Only the number is wanted: how many lines contain the word "nenhum"?

Records contained in a dataset:

◆ ◆ ◆

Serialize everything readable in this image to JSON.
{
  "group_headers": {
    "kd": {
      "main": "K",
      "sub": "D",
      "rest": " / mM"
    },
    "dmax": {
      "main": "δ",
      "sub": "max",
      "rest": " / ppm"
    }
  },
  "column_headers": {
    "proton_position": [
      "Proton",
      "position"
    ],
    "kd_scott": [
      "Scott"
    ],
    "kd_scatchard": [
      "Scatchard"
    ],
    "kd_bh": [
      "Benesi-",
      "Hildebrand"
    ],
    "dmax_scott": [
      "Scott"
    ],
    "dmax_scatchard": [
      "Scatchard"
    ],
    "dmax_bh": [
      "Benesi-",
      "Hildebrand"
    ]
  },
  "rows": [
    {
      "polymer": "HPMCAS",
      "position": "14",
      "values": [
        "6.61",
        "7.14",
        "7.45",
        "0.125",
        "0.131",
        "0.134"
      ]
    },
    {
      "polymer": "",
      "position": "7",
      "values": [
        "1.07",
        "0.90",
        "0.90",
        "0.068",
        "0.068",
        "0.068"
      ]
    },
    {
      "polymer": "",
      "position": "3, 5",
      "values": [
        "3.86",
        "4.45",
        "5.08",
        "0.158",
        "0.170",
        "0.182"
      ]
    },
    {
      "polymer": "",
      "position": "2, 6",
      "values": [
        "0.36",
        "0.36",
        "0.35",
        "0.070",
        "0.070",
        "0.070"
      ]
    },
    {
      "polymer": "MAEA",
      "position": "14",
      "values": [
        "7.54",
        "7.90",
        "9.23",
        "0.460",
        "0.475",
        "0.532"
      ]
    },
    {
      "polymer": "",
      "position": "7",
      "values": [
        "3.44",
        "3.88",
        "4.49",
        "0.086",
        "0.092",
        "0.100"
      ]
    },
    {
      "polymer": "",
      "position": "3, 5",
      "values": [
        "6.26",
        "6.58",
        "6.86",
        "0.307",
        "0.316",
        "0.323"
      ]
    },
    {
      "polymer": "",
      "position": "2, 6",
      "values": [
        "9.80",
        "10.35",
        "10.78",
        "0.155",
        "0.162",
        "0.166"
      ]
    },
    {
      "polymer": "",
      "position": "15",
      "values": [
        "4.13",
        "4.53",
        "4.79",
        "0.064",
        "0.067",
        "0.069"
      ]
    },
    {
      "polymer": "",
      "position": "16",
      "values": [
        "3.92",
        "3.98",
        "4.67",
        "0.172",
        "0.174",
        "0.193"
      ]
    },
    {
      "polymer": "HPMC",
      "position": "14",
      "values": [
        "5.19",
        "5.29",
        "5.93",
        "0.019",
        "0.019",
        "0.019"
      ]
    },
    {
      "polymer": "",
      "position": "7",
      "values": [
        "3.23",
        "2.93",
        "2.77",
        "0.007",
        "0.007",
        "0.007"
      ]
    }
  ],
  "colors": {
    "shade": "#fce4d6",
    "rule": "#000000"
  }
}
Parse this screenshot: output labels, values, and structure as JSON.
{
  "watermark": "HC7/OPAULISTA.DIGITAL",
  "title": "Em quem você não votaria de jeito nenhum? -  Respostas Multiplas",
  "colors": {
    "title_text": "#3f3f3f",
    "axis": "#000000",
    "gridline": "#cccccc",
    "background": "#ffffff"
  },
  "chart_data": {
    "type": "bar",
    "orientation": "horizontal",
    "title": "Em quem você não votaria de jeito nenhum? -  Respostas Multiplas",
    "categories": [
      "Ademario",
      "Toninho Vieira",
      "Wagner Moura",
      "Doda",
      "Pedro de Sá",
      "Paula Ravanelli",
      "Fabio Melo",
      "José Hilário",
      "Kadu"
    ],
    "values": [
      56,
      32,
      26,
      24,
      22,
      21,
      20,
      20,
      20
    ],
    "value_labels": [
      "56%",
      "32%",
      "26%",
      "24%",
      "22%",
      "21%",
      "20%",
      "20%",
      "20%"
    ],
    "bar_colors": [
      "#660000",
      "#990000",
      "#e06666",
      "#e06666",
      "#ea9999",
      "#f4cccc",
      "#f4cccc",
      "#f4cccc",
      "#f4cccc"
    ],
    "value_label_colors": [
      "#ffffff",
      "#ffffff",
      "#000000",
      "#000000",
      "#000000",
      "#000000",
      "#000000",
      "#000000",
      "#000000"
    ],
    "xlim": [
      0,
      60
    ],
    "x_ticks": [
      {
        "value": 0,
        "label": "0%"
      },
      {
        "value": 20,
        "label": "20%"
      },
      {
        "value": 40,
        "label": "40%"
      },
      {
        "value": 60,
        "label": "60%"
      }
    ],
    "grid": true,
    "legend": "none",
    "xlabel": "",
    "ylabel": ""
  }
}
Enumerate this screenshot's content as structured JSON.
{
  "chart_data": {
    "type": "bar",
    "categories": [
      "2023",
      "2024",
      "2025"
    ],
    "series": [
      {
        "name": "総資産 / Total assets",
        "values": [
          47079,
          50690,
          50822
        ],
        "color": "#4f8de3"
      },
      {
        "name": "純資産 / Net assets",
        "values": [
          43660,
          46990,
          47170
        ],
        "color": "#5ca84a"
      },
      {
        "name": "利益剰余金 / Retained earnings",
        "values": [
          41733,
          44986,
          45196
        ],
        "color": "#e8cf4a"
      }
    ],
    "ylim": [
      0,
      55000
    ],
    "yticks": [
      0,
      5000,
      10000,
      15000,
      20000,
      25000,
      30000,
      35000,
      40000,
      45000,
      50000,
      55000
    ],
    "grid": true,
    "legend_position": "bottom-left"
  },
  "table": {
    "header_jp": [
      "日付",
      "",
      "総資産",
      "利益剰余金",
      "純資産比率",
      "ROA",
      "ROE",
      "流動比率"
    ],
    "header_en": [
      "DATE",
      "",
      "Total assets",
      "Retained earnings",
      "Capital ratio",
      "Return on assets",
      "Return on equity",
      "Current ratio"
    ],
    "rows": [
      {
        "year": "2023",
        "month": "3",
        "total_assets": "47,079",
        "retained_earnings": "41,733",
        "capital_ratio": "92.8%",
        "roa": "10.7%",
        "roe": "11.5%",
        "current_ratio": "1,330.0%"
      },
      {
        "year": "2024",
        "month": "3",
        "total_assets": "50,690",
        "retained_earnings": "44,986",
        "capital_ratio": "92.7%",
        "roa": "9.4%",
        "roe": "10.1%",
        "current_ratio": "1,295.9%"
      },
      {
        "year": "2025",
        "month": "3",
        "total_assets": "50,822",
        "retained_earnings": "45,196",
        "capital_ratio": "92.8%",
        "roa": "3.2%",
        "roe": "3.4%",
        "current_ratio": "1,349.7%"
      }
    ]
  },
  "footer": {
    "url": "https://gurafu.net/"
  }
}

◆ ◆ ◆

THE RESULT: 2